Given request: Give the number of lines in the data that hold the string "this". Nothing else is needed.

Given data:
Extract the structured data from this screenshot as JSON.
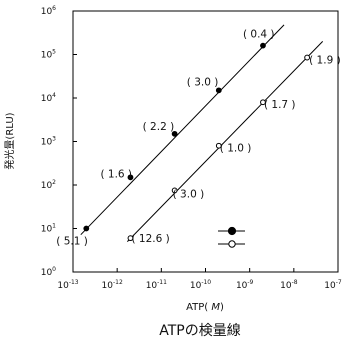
{
  "chart_data": {
    "type": "scatter",
    "title": "ATPの検量線",
    "xlabel_base": "ATP(",
    "xlabel_unit": " M",
    "xlabel_end": ")",
    "ylabel": "発光量(RLU)",
    "x_scale": "log",
    "y_scale": "log",
    "xlim": [
      1e-13,
      1e-07
    ],
    "ylim": [
      1,
      1000000
    ],
    "grid": false,
    "legend": "bottom-right",
    "x_ticks": [
      {
        "base": "10",
        "exp": "-13",
        "value": 1e-13
      },
      {
        "base": "10",
        "exp": "-12",
        "value": 1e-12
      },
      {
        "base": "10",
        "exp": "-11",
        "value": 1e-11
      },
      {
        "base": "10",
        "exp": "-10",
        "value": 1e-10
      },
      {
        "base": "10",
        "exp": "-9",
        "value": 1e-09
      },
      {
        "base": "10",
        "exp": "-8",
        "value": 1e-08
      },
      {
        "base": "10",
        "exp": "-7",
        "value": 1e-07
      }
    ],
    "y_ticks": [
      {
        "base": "10",
        "exp": "0",
        "value": 1
      },
      {
        "base": "10",
        "exp": "1",
        "value": 10
      },
      {
        "base": "10",
        "exp": "2",
        "value": 100
      },
      {
        "base": "10",
        "exp": "3",
        "value": 1000
      },
      {
        "base": "10",
        "exp": "4",
        "value": 10000
      },
      {
        "base": "10",
        "exp": "5",
        "value": 100000
      },
      {
        "base": "10",
        "exp": "6",
        "value": 1000000
      }
    ],
    "series": [
      {
        "marker": "filled",
        "color": "#000000",
        "points": [
          {
            "x": 2e-13,
            "y": 10,
            "label": "( 5.1 )"
          },
          {
            "x": 2e-12,
            "y": 150,
            "label": "( 1.6 )"
          },
          {
            "x": 2e-11,
            "y": 1500,
            "label": "( 2.2 )"
          },
          {
            "x": 2e-10,
            "y": 15000,
            "label": "( 3.0 )"
          },
          {
            "x": 2e-09,
            "y": 160000,
            "label": "( 0.4 )"
          }
        ],
        "fit_line": {
          "x": [
            1.5e-13,
            6e-09
          ],
          "y": [
            7.2,
            480000
          ]
        }
      },
      {
        "marker": "open",
        "color": "#000000",
        "points": [
          {
            "x": 2e-12,
            "y": 6,
            "label": "( 12.6 )"
          },
          {
            "x": 2e-11,
            "y": 75,
            "label": "( 3.0 )"
          },
          {
            "x": 2e-10,
            "y": 800,
            "label": "( 1.0 )"
          },
          {
            "x": 2e-09,
            "y": 8000,
            "label": "( 1.7 )"
          },
          {
            "x": 2e-08,
            "y": 85000,
            "label": "( 1.9 )"
          }
        ],
        "fit_line": {
          "x": [
            1.7e-12,
            4.5e-08
          ],
          "y": [
            5,
            200000
          ]
        }
      }
    ]
  }
}
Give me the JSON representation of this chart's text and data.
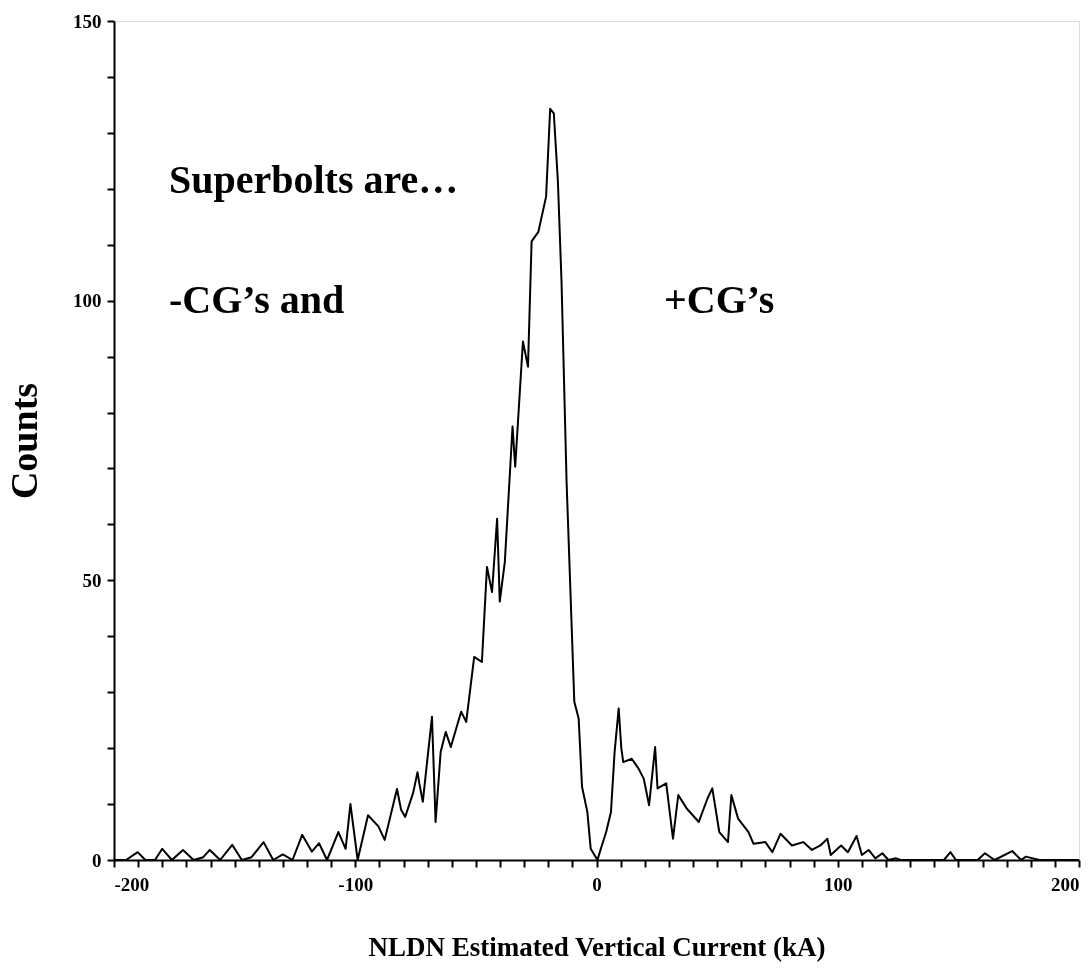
{
  "chart_data": {
    "type": "line",
    "xlabel": "NLDN Estimated Vertical Current (kA)",
    "ylabel": "Counts",
    "annotations": [
      "Superbolts are…",
      "-CG’s and",
      "+CG’s"
    ],
    "x": [
      -200,
      -195,
      -190.2,
      -187,
      -183,
      -180,
      -176,
      -171.4,
      -167,
      -163,
      -160.3,
      -156,
      -151,
      -147,
      -143,
      -138,
      -134,
      -130,
      -126,
      -122,
      -118,
      -115,
      -111.7,
      -107,
      -104,
      -102,
      -99,
      -94.7,
      -90.4,
      -87.8,
      -82.7,
      -81,
      -79.3,
      -76,
      -74.2,
      -73.4,
      -72,
      -68.2,
      -66.7,
      -64.6,
      -62.5,
      -60.4,
      -56.1,
      -54,
      -50.7,
      -47.5,
      -45.4,
      -43.3,
      -41.2,
      -40.1,
      -38,
      -34.8,
      -33.7,
      -30.5,
      -28.4,
      -26.9,
      -24.1,
      -20.9,
      -19.2,
      -17.7,
      -16,
      -14.5,
      -12.4,
      -9.2,
      -7.4,
      -6,
      -3.8,
      -2.4,
      0.4,
      1.8,
      4,
      6,
      7.5,
      9.2,
      10.3,
      11.1,
      14.6,
      17.5,
      19.6,
      21.8,
      24.3,
      25.3,
      28.9,
      31.7,
      33.9,
      37.4,
      42.4,
      46,
      48,
      50.9,
      54.5,
      55.9,
      58.7,
      63,
      65.1,
      70,
      72.9,
      76.3,
      81,
      85.7,
      89.3,
      92.8,
      95.7,
      97.1,
      101.4,
      104.2,
      107.8,
      110,
      112.8,
      115.6,
      118.5,
      121,
      124.2,
      126,
      144,
      146.7,
      149,
      158,
      161,
      165,
      172.3,
      176,
      178,
      183.6,
      200
    ],
    "values": [
      0,
      0,
      1.4,
      0,
      0,
      2,
      0,
      1.8,
      0,
      0.5,
      1.8,
      0,
      2.7,
      0,
      0.5,
      3.2,
      0,
      1,
      0,
      4.5,
      1.5,
      3,
      0,
      5,
      2,
      10,
      0,
      8,
      6,
      3.6,
      12.7,
      9,
      7.7,
      12,
      15.7,
      13.6,
      10.4,
      25.6,
      6.8,
      19.3,
      22.9,
      20.2,
      26.5,
      24.7,
      36.3,
      35.4,
      52.4,
      47.9,
      61,
      46.2,
      53.3,
      77.5,
      70.3,
      92.7,
      88.2,
      110.6,
      112.3,
      118.6,
      134.3,
      133.5,
      121.3,
      103.4,
      67.6,
      28.3,
      25.3,
      13.1,
      8.6,
      2,
      0,
      2,
      5,
      8.6,
      19.3,
      27.1,
      19.9,
      17.5,
      18.1,
      16.3,
      14.5,
      9.8,
      20.2,
      12.8,
      13.7,
      3.8,
      11.6,
      9.2,
      6.8,
      11,
      12.8,
      5,
      3.2,
      11.6,
      7.4,
      5,
      2.9,
      3.2,
      1.4,
      4.7,
      2.6,
      3.2,
      1.8,
      2.6,
      3.8,
      0.9,
      2.6,
      1.4,
      4.3,
      0.9,
      1.8,
      0.3,
      1.2,
      0,
      0.3,
      0,
      0,
      1.4,
      0,
      0,
      1.2,
      0,
      1.6,
      0,
      0.6,
      0,
      0
    ],
    "color": "#000000",
    "xlim": [
      -200,
      200
    ],
    "ylim": [
      0,
      150
    ],
    "xticks": [
      -200,
      {
        "value": -190,
        "label": null
      },
      {
        "value": -180,
        "label": null
      },
      {
        "value": -170,
        "label": null
      },
      {
        "value": -160,
        "label": null
      },
      {
        "value": -150,
        "label": null
      },
      {
        "value": -140,
        "label": null
      },
      {
        "value": -130,
        "label": null
      },
      {
        "value": -120,
        "label": null
      },
      {
        "value": -110,
        "label": null
      },
      -100,
      {
        "value": -90,
        "label": null
      },
      {
        "value": -80,
        "label": null
      },
      {
        "value": -70,
        "label": null
      },
      {
        "value": -60,
        "label": null
      },
      {
        "value": -50,
        "label": null
      },
      {
        "value": -40,
        "label": null
      },
      {
        "value": -30,
        "label": null
      },
      {
        "value": -20,
        "label": null
      },
      {
        "value": -10,
        "label": null
      },
      0,
      {
        "value": 10,
        "label": null
      },
      {
        "value": 20,
        "label": null
      },
      {
        "value": 30,
        "label": null
      },
      {
        "value": 40,
        "label": null
      },
      {
        "value": 50,
        "label": null
      },
      {
        "value": 60,
        "label": null
      },
      {
        "value": 70,
        "label": null
      },
      {
        "value": 80,
        "label": null
      },
      {
        "value": 90,
        "label": null
      },
      100,
      {
        "value": 110,
        "label": null
      },
      {
        "value": 120,
        "label": null
      },
      {
        "value": 130,
        "label": null
      },
      {
        "value": 140,
        "label": null
      },
      {
        "value": 150,
        "label": null
      },
      {
        "value": 160,
        "label": null
      },
      {
        "value": 170,
        "label": null
      },
      {
        "value": 180,
        "label": null
      },
      {
        "value": 190,
        "label": null
      },
      200
    ],
    "yticks": [
      0,
      {
        "value": 10,
        "label": null
      },
      {
        "value": 20,
        "label": null
      },
      {
        "value": 30,
        "label": null
      },
      {
        "value": 40,
        "label": null
      },
      50,
      {
        "value": 60,
        "label": null
      },
      {
        "value": 70,
        "label": null
      },
      {
        "value": 80,
        "label": null
      },
      {
        "value": 90,
        "label": null
      },
      100,
      {
        "value": 110,
        "label": null
      },
      {
        "value": 120,
        "label": null
      },
      {
        "value": 130,
        "label": null
      },
      {
        "value": 140,
        "label": null
      },
      150
    ],
    "grid": false,
    "marker": "none",
    "line_style": "solid"
  }
}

Finished answer: 2